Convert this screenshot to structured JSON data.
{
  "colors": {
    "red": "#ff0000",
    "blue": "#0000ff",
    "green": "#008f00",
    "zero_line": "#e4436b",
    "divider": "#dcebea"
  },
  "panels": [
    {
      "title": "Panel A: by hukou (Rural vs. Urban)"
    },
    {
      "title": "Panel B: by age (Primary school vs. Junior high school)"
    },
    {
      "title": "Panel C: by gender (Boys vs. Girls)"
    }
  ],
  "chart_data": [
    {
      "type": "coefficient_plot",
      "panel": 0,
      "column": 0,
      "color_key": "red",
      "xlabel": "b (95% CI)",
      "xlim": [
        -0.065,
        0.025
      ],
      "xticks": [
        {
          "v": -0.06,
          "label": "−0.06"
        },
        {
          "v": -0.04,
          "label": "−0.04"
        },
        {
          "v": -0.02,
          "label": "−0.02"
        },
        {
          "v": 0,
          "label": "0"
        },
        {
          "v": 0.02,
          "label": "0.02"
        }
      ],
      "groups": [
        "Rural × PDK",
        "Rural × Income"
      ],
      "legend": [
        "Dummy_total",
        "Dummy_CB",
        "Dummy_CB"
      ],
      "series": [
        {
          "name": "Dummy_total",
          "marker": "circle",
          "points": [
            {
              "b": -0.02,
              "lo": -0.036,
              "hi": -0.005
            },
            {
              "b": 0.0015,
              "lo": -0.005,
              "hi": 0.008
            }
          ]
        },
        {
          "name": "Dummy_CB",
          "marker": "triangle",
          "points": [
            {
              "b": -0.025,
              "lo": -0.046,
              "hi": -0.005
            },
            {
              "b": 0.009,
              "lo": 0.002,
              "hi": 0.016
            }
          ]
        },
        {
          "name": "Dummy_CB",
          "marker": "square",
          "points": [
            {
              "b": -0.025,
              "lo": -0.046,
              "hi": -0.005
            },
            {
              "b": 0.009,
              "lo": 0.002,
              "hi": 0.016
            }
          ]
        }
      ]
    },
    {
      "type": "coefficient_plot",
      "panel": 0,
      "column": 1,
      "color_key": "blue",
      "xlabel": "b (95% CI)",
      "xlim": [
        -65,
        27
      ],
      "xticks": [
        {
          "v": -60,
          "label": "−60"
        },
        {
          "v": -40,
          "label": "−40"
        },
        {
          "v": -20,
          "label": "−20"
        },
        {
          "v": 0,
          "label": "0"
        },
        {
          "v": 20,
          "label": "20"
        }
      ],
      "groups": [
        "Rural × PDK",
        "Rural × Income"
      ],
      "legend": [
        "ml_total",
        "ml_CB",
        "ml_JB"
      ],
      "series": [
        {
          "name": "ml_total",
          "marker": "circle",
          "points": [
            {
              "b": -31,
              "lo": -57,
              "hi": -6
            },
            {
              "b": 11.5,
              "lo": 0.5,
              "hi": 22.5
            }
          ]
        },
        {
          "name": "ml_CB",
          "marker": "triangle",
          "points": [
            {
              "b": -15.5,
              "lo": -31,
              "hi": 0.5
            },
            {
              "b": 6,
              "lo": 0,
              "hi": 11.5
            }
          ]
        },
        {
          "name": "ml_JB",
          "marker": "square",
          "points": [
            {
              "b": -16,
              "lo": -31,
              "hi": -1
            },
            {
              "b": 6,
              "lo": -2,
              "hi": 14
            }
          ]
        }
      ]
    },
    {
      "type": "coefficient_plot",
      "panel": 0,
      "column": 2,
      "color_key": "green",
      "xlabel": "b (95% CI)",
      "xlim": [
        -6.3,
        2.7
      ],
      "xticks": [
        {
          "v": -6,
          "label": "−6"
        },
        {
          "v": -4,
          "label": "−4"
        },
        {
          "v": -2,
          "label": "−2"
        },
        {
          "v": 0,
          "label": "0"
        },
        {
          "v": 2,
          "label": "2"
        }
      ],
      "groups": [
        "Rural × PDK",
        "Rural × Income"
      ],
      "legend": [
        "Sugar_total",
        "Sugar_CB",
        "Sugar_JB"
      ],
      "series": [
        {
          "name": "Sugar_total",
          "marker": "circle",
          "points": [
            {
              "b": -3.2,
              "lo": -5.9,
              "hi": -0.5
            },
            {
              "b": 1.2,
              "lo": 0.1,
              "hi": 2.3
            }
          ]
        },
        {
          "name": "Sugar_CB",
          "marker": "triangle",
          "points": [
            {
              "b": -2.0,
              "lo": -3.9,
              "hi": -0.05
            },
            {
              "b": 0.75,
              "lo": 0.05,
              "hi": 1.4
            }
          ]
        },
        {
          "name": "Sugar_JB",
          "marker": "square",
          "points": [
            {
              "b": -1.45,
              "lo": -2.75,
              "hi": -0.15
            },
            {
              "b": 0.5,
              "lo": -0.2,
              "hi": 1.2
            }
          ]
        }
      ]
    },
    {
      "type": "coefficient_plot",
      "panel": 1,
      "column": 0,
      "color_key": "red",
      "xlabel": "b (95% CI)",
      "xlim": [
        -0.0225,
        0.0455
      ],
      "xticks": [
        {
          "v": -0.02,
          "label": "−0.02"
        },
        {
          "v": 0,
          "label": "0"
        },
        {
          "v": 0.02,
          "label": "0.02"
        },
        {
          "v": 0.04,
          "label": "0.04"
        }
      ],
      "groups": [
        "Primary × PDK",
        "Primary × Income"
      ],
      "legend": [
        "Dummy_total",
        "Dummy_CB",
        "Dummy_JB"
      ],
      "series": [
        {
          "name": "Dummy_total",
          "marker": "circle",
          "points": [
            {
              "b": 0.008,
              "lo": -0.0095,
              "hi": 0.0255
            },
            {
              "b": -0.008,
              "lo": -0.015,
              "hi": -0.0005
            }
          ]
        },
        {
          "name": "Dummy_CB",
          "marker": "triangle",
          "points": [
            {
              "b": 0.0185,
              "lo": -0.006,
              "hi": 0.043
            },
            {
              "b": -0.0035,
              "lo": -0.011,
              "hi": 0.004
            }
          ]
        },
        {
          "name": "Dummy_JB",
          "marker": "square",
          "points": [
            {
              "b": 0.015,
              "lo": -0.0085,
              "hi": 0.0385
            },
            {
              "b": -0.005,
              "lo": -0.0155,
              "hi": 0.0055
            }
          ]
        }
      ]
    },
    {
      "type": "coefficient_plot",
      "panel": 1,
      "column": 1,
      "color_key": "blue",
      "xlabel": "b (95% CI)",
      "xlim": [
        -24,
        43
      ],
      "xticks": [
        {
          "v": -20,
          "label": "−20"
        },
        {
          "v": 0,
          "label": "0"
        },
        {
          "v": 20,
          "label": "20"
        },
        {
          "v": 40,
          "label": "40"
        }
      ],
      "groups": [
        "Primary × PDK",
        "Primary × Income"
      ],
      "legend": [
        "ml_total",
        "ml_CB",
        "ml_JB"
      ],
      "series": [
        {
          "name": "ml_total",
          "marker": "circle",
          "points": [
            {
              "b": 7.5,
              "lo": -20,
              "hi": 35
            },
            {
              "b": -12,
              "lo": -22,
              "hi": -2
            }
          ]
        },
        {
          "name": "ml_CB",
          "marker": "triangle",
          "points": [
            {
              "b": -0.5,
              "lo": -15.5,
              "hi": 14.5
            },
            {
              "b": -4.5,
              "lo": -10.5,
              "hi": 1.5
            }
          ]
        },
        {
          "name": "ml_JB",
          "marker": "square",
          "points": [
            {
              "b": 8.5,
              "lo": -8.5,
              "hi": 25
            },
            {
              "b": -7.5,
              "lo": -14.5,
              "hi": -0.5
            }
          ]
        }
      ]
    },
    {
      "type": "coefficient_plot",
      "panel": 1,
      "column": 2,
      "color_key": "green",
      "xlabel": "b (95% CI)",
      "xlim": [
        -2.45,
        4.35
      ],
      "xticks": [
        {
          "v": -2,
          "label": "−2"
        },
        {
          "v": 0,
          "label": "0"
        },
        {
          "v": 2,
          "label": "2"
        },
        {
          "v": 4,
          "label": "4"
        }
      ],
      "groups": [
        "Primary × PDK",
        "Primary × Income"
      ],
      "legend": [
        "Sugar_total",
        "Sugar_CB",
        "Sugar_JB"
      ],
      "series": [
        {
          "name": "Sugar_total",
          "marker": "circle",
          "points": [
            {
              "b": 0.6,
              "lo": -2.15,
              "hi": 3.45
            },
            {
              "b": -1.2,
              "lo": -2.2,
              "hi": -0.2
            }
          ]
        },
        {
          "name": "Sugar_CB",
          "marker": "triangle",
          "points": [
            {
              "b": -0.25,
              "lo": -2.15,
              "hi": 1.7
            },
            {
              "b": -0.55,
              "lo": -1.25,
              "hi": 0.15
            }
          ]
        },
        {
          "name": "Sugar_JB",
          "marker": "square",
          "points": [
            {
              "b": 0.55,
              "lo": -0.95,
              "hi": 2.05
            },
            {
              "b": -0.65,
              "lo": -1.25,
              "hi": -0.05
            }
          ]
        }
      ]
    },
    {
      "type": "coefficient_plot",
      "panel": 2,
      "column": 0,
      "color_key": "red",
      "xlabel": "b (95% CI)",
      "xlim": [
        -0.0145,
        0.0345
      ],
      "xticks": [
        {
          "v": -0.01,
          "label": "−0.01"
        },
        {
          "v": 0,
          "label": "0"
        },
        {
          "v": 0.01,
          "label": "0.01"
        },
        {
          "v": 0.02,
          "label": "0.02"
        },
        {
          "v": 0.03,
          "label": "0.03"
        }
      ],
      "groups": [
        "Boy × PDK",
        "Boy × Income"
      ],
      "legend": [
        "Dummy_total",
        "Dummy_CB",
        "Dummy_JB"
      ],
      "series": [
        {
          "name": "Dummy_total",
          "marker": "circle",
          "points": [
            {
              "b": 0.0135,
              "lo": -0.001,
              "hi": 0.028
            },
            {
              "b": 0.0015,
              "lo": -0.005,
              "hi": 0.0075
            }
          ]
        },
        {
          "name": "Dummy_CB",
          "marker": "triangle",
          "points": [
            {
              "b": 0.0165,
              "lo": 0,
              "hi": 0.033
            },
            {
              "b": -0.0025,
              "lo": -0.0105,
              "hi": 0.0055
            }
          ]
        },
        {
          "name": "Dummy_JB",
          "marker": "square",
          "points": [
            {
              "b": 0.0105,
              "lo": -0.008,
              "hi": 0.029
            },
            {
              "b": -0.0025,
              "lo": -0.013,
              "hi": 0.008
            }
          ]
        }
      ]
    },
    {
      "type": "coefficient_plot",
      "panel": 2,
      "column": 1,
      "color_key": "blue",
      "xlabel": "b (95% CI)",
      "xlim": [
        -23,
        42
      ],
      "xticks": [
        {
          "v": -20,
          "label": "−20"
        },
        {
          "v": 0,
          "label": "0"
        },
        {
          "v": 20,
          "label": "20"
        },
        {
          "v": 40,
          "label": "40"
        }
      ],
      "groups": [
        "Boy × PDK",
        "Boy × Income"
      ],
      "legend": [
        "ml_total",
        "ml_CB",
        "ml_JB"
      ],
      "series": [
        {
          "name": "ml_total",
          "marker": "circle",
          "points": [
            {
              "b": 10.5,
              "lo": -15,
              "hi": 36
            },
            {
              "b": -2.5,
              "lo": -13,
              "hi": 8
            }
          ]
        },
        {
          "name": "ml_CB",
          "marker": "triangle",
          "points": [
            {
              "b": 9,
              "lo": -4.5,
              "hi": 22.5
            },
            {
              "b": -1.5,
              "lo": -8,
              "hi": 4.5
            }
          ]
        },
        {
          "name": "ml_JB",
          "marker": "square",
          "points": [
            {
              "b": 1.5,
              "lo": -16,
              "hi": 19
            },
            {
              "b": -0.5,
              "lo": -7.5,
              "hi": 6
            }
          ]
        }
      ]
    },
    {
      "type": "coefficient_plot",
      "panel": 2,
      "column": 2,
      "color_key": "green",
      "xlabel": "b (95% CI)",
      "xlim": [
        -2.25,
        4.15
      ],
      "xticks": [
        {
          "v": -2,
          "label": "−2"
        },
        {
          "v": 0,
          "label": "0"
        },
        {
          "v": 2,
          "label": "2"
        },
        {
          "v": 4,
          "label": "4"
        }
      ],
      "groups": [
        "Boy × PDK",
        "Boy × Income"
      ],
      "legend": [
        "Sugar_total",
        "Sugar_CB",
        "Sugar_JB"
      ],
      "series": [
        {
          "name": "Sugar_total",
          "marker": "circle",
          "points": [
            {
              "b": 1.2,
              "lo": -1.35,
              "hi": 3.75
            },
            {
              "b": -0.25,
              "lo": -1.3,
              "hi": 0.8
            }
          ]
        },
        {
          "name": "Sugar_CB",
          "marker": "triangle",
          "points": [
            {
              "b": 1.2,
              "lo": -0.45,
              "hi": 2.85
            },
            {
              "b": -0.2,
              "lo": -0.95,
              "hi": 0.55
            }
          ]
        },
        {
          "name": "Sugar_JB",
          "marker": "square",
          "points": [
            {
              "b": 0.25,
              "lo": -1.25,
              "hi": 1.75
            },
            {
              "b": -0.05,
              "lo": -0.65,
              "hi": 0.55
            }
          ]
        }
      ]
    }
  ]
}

-*-*-

Task instructions: Only a number is wanted: how many lines above include "title"?

Result of this task: 3